BEGIN Exercise material
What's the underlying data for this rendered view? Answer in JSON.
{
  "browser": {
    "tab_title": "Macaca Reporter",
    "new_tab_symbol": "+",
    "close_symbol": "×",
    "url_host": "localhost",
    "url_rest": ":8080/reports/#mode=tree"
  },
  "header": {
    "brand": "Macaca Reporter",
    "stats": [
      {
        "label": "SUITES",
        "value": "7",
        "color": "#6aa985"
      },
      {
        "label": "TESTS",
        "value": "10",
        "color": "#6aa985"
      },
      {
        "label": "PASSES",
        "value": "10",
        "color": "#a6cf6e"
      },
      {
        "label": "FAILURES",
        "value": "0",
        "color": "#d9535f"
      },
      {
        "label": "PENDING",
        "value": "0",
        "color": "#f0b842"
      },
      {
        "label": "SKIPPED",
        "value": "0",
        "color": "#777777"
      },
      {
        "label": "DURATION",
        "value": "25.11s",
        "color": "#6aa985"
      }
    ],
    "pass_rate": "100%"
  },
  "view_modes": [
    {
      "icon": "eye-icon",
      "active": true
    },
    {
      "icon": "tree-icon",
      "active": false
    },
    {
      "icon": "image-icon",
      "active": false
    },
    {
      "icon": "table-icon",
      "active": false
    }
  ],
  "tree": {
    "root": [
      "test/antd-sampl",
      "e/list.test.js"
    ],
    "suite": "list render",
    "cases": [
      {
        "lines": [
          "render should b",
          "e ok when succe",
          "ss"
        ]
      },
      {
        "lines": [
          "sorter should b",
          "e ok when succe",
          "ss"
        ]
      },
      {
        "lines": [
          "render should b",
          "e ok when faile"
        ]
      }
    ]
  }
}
END Exercise material
Stated exercise | Nothing should be changed: write out all of the data as is.

Solution to the problem |
What's the underlying data for this rendered view? Answer in JSON.
{
  "browser": {
    "tab_title": "Macaca Reporter",
    "new_tab_symbol": "+",
    "close_symbol": "×",
    "url_host": "localhost",
    "url_rest": ":8080/reports/#mode=tree"
  },
  "header": {
    "brand": "Macaca Reporter",
    "stats": [
      {
        "label": "SUITES",
        "value": "7",
        "color": "#6aa985"
      },
      {
        "label": "TESTS",
        "value": "10",
        "color": "#6aa985"
      },
      {
        "label": "PASSES",
        "value": "10",
        "color": "#a6cf6e"
      },
      {
        "label": "FAILURES",
        "value": "0",
        "color": "#d9535f"
      },
      {
        "label": "PENDING",
        "value": "0",
        "color": "#f0b842"
      },
      {
        "label": "SKIPPED",
        "value": "0",
        "color": "#777777"
      },
      {
        "label": "DURATION",
        "value": "25.11s",
        "color": "#6aa985"
      }
    ],
    "pass_rate": "100%"
  },
  "view_modes": [
    {
      "icon": "eye-icon",
      "active": true
    },
    {
      "icon": "tree-icon",
      "active": false
    },
    {
      "icon": "image-icon",
      "active": false
    },
    {
      "icon": "table-icon",
      "active": false
    }
  ],
  "tree": {
    "root": [
      "test/antd-sampl",
      "e/list.test.js"
    ],
    "suite": "list render",
    "cases": [
      {
        "lines": [
          "render should b",
          "e ok when succe",
          "ss"
        ]
      },
      {
        "lines": [
          "sorter should b",
          "e ok when succe",
          "ss"
        ]
      },
      {
        "lines": [
          "render should b",
          "e ok when faile"
        ]
      }
    ]
  }
}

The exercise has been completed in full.